**Job:**
Give the number of lines that include the word "about", nothing more.

**Records supplied:**
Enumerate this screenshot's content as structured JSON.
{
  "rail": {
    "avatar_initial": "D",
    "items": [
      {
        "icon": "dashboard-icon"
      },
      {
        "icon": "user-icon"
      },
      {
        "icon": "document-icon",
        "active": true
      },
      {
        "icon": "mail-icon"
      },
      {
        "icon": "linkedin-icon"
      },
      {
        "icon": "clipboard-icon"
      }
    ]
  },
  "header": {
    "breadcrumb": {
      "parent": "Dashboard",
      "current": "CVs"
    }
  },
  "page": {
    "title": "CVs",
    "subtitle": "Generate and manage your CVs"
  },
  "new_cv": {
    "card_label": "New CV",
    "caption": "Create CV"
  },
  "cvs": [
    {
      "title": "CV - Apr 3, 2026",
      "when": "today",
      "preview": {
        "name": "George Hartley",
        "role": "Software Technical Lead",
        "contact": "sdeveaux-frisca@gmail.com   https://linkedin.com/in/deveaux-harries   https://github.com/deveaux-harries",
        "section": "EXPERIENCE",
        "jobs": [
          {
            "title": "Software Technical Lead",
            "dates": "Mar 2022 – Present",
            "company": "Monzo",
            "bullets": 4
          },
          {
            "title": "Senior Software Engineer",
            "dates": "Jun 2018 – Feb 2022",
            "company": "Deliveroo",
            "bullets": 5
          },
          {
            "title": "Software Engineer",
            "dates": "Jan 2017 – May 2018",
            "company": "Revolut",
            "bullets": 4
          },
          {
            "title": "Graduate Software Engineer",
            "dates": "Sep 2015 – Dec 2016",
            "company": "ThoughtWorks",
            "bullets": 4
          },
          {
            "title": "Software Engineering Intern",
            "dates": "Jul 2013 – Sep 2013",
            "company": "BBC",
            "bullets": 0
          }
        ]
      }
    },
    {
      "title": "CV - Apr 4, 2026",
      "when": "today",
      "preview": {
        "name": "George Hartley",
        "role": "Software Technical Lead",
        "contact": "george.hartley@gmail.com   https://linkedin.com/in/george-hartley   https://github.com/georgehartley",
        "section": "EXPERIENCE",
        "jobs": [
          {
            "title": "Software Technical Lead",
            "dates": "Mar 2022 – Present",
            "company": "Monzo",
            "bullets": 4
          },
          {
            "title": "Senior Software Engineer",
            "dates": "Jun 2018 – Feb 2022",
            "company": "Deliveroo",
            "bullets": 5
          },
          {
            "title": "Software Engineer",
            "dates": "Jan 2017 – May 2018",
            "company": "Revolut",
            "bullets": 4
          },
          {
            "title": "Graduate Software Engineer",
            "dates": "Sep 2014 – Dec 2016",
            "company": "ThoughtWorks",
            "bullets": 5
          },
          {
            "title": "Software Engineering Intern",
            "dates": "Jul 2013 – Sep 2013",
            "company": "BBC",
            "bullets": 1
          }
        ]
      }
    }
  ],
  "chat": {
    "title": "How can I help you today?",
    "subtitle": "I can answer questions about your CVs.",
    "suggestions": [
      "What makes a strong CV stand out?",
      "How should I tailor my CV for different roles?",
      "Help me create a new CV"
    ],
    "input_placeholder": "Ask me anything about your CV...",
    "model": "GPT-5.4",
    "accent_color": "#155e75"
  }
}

**The answer:**
2